- **Work required**
Copy every line of the records below that holds the word "name".
- - - -
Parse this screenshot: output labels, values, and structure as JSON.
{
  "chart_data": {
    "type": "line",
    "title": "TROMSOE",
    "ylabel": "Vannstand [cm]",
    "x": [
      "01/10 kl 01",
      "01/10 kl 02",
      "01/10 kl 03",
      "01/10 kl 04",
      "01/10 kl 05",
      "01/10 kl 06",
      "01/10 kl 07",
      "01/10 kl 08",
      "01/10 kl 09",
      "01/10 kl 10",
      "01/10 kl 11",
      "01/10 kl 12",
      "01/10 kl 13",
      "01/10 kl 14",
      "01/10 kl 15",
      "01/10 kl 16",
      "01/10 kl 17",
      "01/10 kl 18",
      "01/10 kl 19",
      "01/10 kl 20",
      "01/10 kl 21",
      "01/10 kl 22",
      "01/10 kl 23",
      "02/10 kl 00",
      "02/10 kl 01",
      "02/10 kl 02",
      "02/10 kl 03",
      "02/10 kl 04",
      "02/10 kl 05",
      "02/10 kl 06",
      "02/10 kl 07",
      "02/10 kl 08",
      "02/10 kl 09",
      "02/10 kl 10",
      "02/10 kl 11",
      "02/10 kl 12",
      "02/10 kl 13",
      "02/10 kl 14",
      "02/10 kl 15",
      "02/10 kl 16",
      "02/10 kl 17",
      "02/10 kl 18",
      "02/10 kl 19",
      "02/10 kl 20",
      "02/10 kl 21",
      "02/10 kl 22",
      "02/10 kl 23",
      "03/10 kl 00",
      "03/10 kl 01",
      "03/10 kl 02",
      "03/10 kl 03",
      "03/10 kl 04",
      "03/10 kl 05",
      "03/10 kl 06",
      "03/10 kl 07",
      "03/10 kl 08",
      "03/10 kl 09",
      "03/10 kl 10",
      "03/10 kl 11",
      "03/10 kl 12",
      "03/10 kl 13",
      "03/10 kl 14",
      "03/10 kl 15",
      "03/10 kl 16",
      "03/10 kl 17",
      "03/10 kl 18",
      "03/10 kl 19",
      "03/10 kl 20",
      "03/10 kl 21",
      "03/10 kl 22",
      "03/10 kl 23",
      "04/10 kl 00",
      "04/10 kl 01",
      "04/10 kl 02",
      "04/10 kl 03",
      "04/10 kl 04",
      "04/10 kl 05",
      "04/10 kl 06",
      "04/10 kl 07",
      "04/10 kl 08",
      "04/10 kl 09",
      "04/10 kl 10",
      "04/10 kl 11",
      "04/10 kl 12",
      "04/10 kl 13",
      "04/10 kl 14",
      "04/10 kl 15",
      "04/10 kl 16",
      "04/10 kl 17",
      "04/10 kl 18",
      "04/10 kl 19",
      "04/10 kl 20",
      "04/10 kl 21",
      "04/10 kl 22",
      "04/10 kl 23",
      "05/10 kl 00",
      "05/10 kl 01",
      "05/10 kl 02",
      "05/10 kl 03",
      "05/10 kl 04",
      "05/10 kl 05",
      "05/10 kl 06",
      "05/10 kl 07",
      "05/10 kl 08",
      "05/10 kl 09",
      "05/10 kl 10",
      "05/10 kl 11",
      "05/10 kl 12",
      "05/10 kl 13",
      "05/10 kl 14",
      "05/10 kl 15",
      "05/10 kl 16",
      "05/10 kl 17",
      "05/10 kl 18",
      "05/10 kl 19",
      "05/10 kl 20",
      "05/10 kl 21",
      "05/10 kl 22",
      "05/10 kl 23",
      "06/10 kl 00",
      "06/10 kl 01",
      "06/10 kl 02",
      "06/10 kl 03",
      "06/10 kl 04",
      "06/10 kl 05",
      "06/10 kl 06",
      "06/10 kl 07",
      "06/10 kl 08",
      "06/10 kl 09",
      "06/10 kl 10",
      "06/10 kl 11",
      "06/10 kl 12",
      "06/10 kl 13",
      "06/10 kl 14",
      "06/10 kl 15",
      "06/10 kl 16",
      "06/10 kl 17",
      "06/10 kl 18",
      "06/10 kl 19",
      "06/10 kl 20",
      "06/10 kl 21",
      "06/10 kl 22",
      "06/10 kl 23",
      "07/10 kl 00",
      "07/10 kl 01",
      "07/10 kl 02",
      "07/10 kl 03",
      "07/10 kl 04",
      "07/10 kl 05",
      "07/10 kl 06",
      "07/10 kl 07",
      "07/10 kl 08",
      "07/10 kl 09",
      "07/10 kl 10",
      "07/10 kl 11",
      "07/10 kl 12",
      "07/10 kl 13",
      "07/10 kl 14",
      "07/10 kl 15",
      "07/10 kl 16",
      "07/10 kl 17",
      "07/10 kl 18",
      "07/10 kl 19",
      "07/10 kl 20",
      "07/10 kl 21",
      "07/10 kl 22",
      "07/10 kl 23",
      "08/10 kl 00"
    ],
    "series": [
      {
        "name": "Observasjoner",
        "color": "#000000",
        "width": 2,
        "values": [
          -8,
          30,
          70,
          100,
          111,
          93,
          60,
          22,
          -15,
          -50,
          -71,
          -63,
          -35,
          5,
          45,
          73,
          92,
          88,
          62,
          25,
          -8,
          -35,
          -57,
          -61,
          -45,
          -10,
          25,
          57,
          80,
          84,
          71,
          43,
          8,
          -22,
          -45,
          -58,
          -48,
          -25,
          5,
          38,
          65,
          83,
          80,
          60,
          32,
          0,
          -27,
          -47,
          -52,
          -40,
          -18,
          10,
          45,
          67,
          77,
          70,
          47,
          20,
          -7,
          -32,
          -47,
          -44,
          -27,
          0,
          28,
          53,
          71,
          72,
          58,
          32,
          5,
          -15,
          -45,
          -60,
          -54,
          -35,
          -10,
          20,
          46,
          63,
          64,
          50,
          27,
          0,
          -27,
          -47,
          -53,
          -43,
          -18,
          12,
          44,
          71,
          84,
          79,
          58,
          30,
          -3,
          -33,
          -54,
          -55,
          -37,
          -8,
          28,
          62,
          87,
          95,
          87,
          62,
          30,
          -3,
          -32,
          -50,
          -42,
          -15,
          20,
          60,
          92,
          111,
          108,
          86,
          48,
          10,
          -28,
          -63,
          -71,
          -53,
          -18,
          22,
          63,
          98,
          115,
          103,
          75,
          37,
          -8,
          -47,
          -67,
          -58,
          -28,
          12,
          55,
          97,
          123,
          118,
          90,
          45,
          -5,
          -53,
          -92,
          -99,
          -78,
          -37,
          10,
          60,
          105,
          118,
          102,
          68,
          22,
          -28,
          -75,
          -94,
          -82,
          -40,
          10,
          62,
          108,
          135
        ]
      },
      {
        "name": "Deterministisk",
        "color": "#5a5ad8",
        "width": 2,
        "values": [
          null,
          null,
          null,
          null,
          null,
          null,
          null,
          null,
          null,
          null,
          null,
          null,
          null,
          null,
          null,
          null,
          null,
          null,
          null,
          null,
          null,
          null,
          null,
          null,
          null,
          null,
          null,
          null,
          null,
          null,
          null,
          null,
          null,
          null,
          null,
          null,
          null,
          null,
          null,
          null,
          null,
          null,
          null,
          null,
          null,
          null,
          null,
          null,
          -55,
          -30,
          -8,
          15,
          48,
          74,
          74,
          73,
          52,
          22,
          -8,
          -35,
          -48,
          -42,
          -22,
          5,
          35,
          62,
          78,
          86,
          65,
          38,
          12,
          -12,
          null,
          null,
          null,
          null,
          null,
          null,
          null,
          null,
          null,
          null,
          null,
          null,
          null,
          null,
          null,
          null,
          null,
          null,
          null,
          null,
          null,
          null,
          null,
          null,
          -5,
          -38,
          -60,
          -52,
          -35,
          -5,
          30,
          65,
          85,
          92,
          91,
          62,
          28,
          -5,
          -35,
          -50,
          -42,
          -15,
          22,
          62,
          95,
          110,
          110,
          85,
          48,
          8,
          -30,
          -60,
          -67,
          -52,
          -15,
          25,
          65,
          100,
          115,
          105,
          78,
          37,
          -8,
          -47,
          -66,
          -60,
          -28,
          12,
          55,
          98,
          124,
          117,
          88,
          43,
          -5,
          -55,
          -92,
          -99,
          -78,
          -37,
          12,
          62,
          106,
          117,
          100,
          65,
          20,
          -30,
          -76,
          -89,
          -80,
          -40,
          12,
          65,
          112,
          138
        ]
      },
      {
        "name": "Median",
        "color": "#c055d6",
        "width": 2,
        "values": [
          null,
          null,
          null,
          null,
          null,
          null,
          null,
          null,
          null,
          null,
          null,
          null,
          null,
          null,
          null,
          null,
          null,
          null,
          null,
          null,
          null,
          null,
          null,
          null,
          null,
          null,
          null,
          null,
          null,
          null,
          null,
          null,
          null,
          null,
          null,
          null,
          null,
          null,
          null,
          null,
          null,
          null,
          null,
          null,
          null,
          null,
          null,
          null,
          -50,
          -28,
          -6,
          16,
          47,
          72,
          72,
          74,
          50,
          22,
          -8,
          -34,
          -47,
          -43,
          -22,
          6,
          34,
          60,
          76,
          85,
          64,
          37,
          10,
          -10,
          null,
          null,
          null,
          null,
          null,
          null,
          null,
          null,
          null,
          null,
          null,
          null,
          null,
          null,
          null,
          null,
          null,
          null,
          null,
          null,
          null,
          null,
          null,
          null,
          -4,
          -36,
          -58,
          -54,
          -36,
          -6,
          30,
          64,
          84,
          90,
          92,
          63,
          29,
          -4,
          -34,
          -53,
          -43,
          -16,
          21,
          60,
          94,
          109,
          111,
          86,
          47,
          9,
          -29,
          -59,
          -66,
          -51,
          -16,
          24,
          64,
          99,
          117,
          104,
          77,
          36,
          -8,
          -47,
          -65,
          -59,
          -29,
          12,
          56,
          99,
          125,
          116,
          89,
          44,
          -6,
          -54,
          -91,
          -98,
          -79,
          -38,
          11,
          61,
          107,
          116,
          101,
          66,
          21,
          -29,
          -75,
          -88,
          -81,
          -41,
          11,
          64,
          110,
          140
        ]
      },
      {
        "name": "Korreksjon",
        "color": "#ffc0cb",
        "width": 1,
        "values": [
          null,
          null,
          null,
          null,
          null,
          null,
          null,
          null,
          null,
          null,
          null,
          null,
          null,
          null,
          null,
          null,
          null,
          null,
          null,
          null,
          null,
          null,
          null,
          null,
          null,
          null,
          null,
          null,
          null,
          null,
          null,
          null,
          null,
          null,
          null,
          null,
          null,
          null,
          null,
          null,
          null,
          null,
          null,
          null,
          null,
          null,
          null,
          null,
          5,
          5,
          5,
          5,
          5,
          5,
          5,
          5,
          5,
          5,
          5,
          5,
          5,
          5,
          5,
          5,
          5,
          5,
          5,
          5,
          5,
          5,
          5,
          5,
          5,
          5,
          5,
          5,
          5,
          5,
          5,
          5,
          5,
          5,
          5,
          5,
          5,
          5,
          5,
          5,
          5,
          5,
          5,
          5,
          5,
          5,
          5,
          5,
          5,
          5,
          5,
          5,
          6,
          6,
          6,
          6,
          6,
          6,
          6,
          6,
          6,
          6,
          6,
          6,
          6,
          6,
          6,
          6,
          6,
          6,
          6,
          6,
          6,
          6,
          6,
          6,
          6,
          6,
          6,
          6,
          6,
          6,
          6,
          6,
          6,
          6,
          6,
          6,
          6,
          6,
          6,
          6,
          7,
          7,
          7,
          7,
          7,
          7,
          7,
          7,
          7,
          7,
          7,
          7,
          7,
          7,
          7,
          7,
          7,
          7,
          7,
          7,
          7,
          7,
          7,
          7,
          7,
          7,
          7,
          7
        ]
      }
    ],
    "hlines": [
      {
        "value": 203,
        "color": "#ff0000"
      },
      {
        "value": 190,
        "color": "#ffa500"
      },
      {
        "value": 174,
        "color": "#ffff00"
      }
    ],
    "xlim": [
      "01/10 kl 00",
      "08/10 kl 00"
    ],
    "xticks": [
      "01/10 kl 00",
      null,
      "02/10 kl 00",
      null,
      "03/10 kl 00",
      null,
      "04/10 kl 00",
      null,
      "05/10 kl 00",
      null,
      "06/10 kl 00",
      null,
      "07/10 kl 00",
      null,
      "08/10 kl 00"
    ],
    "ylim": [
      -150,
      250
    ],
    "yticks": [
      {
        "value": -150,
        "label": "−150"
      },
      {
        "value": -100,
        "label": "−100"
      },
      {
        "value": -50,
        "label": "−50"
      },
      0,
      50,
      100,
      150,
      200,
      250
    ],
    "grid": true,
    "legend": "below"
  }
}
- - - -
- **Output of the exercise**
        "name": "Observasjoner",
        "name": "Deterministisk",
        "name": "Median",
        "name": "Korreksjon",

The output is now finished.